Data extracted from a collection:
[Start]
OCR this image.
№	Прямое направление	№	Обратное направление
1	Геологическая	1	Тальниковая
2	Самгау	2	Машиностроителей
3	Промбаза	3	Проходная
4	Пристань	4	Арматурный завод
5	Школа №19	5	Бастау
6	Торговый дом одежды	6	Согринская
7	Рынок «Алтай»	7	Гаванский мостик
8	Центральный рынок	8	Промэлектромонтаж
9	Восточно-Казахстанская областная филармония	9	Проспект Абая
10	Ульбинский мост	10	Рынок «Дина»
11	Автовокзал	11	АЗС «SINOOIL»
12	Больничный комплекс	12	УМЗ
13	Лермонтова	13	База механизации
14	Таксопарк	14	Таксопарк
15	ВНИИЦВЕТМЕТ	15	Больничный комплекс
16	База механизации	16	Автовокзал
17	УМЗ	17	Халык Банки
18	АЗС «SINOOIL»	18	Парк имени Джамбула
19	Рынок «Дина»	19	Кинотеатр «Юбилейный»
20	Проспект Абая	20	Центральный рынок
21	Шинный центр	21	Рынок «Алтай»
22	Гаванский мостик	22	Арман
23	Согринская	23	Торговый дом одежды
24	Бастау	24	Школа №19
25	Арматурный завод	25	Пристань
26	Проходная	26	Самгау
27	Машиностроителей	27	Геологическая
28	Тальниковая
[End]
WHAT TO PRODUCE – Go through the listing above and locate each line that holds the word "Геологическая". Copy those lines.

RESPONSE TO THIS EXERCISE –
1	Геологическая	1	Тальниковая
27	Машиностроителей	27	Геологическая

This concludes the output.